== Work instructions ==
Search the entries below. Return every line that has "parents" in it.

== Records to use ==
────────────────────────────────────────

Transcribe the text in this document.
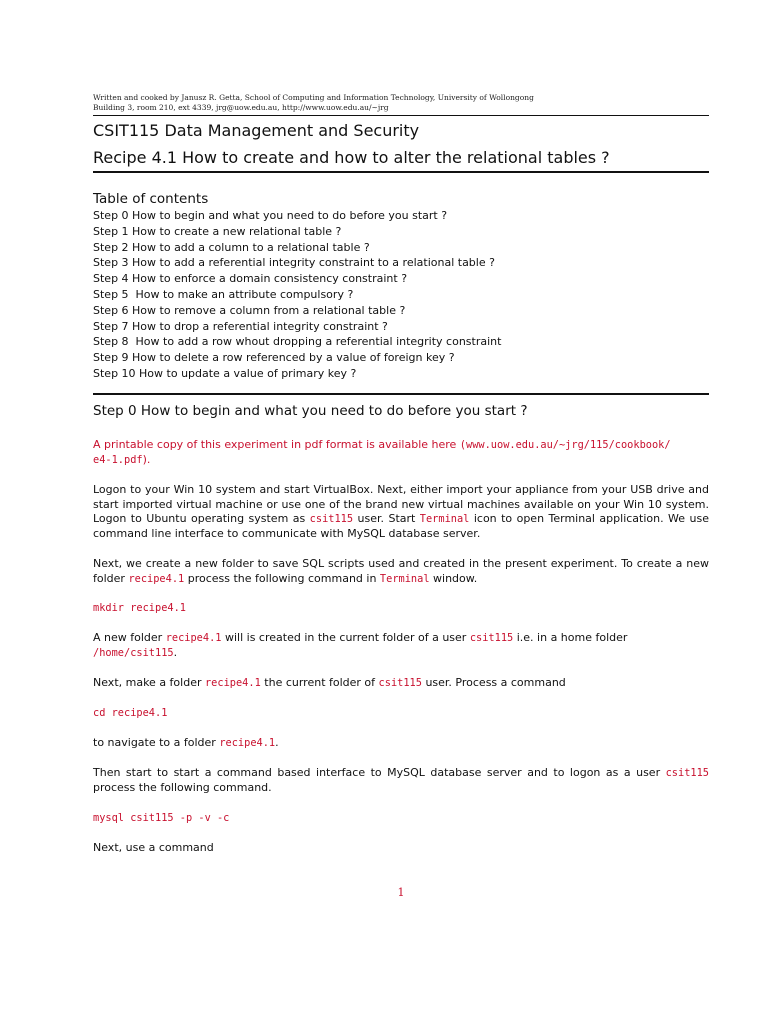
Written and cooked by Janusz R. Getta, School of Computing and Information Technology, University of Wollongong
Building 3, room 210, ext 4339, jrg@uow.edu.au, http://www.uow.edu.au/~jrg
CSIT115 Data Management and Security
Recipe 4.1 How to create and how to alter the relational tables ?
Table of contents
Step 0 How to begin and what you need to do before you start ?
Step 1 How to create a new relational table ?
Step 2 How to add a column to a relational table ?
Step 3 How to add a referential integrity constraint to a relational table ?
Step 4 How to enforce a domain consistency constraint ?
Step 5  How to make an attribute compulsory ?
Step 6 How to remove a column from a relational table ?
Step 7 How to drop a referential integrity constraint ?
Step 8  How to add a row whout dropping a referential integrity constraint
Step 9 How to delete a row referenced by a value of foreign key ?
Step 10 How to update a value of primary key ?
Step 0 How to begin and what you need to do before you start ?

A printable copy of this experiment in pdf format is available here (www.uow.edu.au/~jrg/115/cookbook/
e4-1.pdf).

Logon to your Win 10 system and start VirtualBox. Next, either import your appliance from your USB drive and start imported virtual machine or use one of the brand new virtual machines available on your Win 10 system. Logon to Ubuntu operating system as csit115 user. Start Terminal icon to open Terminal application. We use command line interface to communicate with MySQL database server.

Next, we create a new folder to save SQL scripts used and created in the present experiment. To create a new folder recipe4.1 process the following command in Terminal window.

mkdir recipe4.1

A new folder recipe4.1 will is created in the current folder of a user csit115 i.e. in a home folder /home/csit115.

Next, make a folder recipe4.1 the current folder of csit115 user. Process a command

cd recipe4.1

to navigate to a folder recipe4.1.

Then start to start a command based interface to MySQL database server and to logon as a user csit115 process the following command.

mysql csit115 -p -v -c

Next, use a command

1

────────────────────────────────────────

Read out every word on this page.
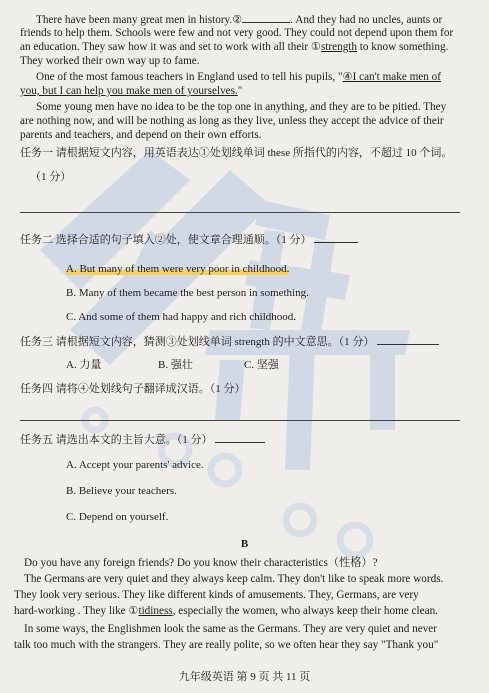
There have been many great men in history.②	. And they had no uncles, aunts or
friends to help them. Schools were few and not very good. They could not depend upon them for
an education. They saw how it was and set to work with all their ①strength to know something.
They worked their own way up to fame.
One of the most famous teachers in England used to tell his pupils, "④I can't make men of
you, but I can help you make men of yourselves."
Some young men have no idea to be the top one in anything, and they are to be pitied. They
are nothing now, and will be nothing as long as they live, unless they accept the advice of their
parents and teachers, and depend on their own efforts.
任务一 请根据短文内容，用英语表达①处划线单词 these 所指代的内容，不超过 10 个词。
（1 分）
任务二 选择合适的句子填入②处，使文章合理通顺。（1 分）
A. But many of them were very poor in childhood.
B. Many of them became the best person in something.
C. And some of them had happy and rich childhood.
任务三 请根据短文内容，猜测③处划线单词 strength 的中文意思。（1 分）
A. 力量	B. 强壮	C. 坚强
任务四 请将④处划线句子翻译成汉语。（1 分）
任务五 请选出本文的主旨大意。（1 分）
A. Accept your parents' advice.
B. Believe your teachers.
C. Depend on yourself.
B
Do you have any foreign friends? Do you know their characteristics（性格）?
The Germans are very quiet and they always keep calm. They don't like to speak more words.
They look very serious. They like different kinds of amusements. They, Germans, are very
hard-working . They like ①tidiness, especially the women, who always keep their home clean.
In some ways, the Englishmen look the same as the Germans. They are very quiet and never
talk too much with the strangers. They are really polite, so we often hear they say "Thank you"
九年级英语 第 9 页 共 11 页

────────────────────────────────────────

== Exercise answer ==
parents and teachers, and depend on their own efforts.
A. Accept your parents' advice.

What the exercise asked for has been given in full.